Référence : 2004 CAF 334

EN PRÉSENCE DE MADAME LA JUGE SHARLOW

ENTRE :

                                    H B LYNCH INVESTMENTS INCORPORATED

                                                                                                                                            appelante

                                                                             et

                                     LE MINISTRE DES TRAVAUX PUBLICS, pour

                    SA MAJESTÉ LA REINE DU CHEF DU CANADA, représentée par

                                 Travaux publics et Services gouvernementaux Canada

                                                                             et

                                       HARBOUR ROYALE DEVELOPMENT LTD.

                                                                                                                                                intimés

                                     Requête jugée sur dossier sans comparution des parties

                               Ordonnance prononcée à Ottawa (Ontario) le 5 octobre 2004

MOTIFS DE L'ORDONNANCE :                                                                   LA JUGE SHARLOW


Date : 20041005

Dossier : A-330-04

Référence : 2004 CAF xxx

EN PRÉSENCE DE MADAME LA JUGE SHARLOW

ENTRE :

                                    H B LYNCH INVESTMENTS INCORPORATED

                                                                                                                                            appelante

                                                                             et

                                     LE MINISTRE DES TRAVAUX PUBLICS, pour

                    SA MAJESTÉ LA REINE DU CHEF DU CANADA, représentée par

                                 Travaux publics et Services gouvernementaux Canada

                                                                             et

                                       HARBOUR ROYALE DEVELOPMENT LTD.

                                                                                                                                                intimés

                                                  MOTIFS DE L'ORDONNANCE

LA JUGE SHARLOW

[1]                La Cour est saisie d'une requête présentée par l'appelante H B Lynch Investments Incorporated (H B Lynch) en vue d'obtenir, en vertu de l'article 351 des Règles de la Cour fédérale (1998), DORS/98-106, une ordonnance l'autorisant à présenter de nouveaux éléments de preuve dans le cadre du présent appel. L'article 351 est ainsi rédigé :

351. Dans des circonstances particulières, la Cour peut permettre à toute partie de présenter des éléments de preuve sur une question de fait.

[Consigne a]:
Reproduisez sans aucune modification les lignes des entrées, en partant de la première et en allant jusqu'à la ligne qui contient "- x-tick-label: 4288: [316, 528, 348, 544]", celle-ci comprise.

Entrées
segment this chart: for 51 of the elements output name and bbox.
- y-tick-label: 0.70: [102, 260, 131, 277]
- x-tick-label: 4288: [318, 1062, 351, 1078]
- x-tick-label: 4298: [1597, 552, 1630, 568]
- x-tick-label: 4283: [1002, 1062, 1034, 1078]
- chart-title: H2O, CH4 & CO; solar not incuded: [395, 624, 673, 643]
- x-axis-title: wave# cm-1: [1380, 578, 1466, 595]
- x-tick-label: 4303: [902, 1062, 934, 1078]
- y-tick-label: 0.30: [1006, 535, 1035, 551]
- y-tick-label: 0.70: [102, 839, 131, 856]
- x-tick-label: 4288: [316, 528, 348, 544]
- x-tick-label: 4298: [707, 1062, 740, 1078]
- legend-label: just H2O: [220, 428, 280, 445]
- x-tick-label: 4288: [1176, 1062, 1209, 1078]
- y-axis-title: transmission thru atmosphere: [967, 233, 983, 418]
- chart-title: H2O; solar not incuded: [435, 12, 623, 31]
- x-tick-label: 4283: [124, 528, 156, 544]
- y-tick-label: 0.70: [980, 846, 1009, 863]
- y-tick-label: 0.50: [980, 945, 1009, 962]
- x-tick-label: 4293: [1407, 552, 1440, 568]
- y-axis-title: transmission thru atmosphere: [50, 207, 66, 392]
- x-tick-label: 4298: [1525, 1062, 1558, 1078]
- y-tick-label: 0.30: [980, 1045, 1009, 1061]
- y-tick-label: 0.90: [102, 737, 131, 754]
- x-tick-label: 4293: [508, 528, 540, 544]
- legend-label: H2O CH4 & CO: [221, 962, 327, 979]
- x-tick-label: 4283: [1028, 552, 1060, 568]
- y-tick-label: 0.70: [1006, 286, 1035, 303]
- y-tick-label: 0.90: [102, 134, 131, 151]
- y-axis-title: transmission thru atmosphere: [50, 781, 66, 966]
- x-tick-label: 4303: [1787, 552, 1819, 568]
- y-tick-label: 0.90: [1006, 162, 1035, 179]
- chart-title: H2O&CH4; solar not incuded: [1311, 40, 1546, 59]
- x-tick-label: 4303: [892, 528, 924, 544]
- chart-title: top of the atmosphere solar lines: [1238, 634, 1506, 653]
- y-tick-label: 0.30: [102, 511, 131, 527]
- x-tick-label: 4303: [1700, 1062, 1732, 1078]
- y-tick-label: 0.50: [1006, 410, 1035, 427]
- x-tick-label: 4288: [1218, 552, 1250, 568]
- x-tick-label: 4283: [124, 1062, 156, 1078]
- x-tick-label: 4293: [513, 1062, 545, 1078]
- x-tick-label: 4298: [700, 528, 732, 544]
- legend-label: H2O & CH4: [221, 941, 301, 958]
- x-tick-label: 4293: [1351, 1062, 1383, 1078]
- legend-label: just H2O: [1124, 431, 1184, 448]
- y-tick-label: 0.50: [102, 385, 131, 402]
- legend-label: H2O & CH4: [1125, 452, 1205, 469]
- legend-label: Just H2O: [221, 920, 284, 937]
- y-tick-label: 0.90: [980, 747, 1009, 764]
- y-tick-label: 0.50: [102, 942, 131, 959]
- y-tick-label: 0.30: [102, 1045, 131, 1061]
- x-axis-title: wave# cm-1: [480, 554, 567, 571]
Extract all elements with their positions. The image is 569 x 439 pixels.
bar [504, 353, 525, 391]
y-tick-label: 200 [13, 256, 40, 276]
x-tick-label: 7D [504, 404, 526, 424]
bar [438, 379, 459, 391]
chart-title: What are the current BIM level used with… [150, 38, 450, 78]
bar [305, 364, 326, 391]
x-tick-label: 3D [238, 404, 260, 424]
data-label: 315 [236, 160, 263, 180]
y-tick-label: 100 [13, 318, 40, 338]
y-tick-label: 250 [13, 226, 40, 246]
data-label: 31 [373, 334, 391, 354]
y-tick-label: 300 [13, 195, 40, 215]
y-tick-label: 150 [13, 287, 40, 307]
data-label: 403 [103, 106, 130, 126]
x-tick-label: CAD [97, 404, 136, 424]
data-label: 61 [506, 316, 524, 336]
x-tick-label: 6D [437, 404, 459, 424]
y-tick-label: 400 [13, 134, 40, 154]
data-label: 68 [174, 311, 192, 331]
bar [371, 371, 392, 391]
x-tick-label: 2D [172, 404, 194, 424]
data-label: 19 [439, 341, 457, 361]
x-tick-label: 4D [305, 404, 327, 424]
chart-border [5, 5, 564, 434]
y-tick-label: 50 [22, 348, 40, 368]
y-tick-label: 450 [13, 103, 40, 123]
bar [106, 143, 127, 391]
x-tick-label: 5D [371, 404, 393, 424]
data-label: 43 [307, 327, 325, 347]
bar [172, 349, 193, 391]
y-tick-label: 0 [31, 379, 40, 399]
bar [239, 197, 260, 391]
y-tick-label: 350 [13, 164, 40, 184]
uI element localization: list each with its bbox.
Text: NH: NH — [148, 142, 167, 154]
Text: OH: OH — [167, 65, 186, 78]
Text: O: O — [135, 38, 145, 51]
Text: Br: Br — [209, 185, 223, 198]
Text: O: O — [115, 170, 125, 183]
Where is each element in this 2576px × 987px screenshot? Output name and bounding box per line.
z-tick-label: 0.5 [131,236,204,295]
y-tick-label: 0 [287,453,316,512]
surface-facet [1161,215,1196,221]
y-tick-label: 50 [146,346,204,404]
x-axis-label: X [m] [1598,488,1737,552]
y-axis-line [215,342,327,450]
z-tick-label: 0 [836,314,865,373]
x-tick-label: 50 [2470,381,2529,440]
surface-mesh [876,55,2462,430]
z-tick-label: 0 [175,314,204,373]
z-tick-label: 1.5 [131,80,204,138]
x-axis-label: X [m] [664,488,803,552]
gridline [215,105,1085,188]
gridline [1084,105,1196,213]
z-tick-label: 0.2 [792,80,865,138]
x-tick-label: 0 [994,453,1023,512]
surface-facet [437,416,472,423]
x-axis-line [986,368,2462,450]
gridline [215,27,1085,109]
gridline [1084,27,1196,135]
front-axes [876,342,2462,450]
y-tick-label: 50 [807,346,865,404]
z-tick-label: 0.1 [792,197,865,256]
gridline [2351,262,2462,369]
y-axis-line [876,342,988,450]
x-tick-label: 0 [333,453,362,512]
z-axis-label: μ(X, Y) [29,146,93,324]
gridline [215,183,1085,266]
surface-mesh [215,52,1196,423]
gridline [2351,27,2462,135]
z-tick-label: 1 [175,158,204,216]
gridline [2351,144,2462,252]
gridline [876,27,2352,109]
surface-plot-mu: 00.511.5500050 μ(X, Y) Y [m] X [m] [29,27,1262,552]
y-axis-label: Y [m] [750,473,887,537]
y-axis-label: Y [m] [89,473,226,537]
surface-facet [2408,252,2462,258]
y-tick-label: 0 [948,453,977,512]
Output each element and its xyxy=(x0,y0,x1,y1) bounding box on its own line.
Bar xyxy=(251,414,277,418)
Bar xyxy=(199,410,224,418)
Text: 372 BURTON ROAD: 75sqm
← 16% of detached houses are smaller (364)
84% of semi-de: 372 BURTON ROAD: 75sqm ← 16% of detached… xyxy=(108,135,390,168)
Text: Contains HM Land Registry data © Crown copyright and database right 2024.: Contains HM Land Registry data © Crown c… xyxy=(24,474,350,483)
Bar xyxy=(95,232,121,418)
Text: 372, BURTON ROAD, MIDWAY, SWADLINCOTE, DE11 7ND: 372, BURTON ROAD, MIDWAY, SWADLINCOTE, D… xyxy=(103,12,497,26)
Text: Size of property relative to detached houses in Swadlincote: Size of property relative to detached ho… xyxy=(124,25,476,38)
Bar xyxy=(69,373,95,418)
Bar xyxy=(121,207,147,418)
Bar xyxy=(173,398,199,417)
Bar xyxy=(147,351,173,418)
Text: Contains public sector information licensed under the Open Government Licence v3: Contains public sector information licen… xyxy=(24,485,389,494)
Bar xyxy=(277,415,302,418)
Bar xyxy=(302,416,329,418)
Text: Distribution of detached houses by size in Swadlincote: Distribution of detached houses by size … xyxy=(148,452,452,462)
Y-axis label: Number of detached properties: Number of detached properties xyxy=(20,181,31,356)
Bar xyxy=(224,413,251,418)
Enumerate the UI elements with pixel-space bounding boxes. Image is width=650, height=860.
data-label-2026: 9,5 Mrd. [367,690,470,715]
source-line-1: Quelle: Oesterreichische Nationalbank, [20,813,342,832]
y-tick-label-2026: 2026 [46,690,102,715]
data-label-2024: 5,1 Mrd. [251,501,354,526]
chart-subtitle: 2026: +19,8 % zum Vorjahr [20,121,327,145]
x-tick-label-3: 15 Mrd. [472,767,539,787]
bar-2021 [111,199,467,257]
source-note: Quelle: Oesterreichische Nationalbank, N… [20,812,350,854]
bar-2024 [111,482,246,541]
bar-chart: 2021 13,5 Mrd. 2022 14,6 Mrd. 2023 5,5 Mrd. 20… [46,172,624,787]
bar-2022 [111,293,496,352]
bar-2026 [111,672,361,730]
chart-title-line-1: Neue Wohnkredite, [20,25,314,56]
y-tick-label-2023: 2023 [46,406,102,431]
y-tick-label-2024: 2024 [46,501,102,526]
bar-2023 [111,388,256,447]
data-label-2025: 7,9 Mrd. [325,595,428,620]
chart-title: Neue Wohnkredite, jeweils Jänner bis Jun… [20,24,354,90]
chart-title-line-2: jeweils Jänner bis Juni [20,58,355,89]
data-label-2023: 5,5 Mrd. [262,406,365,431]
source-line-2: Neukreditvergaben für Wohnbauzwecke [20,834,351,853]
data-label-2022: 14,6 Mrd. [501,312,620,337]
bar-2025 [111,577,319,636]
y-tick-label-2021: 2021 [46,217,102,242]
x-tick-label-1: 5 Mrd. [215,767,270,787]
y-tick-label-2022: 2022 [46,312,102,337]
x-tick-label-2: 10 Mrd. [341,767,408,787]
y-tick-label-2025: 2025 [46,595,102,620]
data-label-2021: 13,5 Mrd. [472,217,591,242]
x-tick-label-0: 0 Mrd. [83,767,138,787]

[Consigne b]:
Renvoyez mot pour mot le passage de l'ordonnance qui commence par "[1]                La Cour" et se poursuit jusqu'à "question de fait." inclus.

[Réponse complète a]:
segment this chart: for 51 of the elements output name and bbox.
- y-tick-label: 0.70: [102, 260, 131, 277]
- x-tick-label: 4288: [318, 1062, 351, 1078]
- x-tick-label: 4298: [1597, 552, 1630, 568]
- x-tick-label: 4283: [1002, 1062, 1034, 1078]
- chart-title: H2O, CH4 & CO; solar not incuded: [395, 624, 673, 643]
- x-axis-title: wave# cm-1: [1380, 578, 1466, 595]
- x-tick-label: 4303: [902, 1062, 934, 1078]
- y-tick-label: 0.30: [1006, 535, 1035, 551]
- y-tick-label: 0.70: [102, 839, 131, 856]
- x-tick-label: 4288: [316, 528, 348, 544]

[Réponse complète b]:
[1]                La Cour est saisie d'une requête présentée par l'appelante H B Lynch Investments Incorporated (H B Lynch) en vue d'obtenir, en vertu de l'article 351 des Règles de la Cour fédérale (1998), DORS/98-106, une ordonnance l'autorisant à présenter de nouveaux éléments de preuve dans le cadre du présent appel. L'article 351 est ainsi rédigé :

351. Dans des circonstances particulières, la Cour peut permettre à toute partie de présenter des éléments de preuve sur une question de fait.